*Directive*:
Lines holding the string "duration" are the ones to copy from this listing.
-*-*-
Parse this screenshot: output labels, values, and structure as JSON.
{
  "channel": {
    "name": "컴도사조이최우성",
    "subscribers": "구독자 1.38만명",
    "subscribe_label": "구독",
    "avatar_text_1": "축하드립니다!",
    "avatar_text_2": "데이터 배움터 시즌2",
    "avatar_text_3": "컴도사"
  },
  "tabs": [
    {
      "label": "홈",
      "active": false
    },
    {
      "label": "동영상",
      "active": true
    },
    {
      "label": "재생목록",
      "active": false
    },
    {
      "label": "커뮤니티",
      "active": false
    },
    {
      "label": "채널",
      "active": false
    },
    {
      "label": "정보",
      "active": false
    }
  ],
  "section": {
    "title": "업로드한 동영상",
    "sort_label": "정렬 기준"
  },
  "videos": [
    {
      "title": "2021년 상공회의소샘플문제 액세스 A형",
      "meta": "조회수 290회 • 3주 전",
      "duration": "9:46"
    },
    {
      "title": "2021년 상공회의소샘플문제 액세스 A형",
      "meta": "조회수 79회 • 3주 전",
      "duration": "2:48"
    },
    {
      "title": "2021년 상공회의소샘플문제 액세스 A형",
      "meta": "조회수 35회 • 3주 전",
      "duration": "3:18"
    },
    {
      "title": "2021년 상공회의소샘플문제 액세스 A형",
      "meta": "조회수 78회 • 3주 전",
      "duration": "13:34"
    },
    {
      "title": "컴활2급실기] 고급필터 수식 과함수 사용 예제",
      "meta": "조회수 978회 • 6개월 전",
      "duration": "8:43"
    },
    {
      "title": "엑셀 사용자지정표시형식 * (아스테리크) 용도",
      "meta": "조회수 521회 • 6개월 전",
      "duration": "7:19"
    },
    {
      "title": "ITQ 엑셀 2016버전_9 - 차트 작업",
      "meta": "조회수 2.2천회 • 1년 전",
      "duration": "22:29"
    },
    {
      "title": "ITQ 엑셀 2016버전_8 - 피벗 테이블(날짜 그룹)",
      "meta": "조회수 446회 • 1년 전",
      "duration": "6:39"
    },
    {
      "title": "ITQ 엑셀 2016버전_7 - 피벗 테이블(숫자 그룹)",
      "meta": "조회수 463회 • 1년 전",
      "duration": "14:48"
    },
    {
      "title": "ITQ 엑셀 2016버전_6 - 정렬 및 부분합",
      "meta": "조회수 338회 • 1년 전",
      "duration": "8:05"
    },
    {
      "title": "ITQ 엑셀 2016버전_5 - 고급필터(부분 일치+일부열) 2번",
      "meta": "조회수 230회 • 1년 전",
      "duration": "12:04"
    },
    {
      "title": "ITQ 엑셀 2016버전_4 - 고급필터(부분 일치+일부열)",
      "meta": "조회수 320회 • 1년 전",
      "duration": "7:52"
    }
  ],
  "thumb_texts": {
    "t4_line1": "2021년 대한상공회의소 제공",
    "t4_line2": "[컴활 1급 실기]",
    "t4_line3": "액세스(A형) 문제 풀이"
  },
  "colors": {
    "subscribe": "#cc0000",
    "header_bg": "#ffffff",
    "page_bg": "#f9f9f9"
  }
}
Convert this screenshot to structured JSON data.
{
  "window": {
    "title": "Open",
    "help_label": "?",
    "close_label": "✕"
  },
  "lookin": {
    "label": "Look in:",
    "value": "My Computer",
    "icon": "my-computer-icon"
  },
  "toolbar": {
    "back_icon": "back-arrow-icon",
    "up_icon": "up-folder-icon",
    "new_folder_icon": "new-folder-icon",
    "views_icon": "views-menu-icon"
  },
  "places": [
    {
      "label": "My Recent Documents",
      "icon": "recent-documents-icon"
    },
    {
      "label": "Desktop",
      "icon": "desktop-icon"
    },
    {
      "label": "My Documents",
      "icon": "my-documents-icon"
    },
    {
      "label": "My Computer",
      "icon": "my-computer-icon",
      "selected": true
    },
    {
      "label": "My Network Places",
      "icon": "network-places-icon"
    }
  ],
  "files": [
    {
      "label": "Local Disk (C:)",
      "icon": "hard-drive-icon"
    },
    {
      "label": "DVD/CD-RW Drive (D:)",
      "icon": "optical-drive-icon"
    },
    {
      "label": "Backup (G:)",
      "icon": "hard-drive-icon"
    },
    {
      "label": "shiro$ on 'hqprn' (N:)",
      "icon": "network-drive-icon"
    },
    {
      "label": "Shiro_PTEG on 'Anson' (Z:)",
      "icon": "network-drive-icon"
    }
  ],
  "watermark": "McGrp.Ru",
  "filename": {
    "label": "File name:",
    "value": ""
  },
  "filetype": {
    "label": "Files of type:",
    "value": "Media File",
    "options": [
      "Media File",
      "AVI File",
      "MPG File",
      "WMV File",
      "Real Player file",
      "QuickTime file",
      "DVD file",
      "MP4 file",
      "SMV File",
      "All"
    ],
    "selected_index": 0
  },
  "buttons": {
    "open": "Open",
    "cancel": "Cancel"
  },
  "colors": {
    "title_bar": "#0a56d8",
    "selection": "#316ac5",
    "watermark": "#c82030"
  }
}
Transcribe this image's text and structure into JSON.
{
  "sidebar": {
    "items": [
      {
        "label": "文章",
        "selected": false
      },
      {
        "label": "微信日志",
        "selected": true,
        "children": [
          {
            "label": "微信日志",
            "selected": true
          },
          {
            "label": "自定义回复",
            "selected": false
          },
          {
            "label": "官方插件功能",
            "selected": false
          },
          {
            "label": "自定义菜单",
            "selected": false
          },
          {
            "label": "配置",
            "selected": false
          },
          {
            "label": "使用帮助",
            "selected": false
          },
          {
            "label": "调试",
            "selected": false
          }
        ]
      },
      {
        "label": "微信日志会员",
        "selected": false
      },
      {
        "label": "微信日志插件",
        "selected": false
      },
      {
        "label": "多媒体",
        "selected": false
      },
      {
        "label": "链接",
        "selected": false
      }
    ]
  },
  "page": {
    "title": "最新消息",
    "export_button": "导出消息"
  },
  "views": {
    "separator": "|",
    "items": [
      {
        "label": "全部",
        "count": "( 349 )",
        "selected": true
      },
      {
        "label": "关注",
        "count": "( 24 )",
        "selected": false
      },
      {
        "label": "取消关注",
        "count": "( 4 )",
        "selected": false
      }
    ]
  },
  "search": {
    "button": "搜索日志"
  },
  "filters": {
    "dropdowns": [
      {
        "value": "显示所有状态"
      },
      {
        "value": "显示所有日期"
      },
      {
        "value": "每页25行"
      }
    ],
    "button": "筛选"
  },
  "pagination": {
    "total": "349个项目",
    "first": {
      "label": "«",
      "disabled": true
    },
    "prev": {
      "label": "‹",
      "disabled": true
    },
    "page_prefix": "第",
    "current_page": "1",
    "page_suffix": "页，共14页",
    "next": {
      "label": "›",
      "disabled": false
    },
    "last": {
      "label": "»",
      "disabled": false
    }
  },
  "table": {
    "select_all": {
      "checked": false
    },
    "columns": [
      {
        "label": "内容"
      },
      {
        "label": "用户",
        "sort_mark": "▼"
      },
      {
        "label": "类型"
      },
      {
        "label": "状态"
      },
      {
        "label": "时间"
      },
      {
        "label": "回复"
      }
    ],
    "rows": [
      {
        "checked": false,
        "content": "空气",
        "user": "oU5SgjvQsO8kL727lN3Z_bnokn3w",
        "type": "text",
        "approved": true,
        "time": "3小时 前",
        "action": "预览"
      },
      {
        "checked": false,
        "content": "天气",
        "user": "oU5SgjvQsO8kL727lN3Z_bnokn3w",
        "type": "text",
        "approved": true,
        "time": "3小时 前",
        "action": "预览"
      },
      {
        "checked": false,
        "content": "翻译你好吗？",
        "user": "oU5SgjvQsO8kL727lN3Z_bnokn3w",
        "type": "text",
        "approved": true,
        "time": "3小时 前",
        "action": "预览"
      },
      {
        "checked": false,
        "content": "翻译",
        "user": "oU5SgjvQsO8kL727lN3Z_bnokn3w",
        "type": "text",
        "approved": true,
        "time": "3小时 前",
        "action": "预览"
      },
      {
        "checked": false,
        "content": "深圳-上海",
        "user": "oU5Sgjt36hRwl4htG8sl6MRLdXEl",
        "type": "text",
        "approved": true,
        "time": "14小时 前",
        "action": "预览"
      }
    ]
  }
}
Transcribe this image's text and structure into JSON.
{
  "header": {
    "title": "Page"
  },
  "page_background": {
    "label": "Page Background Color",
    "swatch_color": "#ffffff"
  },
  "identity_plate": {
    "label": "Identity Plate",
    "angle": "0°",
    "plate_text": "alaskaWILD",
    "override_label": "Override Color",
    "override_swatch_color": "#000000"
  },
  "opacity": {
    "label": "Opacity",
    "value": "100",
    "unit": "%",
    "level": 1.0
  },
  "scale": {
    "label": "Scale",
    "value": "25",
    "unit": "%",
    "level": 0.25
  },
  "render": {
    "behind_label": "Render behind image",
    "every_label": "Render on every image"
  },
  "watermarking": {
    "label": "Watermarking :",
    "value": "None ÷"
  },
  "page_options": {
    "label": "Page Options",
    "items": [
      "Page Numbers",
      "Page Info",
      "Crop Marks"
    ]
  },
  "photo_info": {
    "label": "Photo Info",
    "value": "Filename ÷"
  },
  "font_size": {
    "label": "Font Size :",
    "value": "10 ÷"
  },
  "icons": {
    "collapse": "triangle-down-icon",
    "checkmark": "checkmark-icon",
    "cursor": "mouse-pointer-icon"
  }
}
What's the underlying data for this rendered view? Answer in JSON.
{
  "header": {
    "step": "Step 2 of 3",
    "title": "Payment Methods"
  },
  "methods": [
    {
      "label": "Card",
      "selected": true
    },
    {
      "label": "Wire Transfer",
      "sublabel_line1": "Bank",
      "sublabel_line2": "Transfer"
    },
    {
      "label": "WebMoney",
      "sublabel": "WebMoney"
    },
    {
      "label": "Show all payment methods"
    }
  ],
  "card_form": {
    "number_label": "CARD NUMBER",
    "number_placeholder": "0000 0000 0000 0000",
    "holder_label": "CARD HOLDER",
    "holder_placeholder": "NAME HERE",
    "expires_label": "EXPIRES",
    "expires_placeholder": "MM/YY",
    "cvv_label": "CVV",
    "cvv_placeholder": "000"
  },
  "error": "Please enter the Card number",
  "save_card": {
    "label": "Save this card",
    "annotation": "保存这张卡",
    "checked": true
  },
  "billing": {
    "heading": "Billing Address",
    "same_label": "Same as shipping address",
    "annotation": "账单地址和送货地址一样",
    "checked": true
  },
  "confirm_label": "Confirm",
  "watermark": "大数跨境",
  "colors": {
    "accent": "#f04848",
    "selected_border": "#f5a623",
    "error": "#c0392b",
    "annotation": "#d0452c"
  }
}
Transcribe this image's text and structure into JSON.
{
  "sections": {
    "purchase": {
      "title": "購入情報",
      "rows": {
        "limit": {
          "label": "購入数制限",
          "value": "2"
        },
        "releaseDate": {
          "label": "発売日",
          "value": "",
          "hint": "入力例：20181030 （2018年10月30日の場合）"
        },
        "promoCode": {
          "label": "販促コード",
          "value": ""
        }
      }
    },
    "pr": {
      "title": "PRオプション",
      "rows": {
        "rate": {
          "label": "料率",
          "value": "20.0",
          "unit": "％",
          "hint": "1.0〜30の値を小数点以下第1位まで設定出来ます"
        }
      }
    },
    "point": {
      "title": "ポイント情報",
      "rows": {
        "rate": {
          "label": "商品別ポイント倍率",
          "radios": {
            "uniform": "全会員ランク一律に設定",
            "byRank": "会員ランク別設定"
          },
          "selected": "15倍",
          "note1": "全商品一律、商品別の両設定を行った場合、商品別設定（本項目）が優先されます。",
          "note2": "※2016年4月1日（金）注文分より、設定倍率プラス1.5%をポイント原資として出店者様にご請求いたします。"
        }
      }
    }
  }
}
-*-*-
*Exercise result*:
      "duration": "9:46"
      "duration": "2:48"
      "duration": "3:18"
      "duration": "13:34"
      "duration": "8:43"
      "duration": "7:19"
      "duration": "22:29"
      "duration": "6:39"
      "duration": "14:48"
      "duration": "8:05"
      "duration": "12:04"
      "duration": "7:52"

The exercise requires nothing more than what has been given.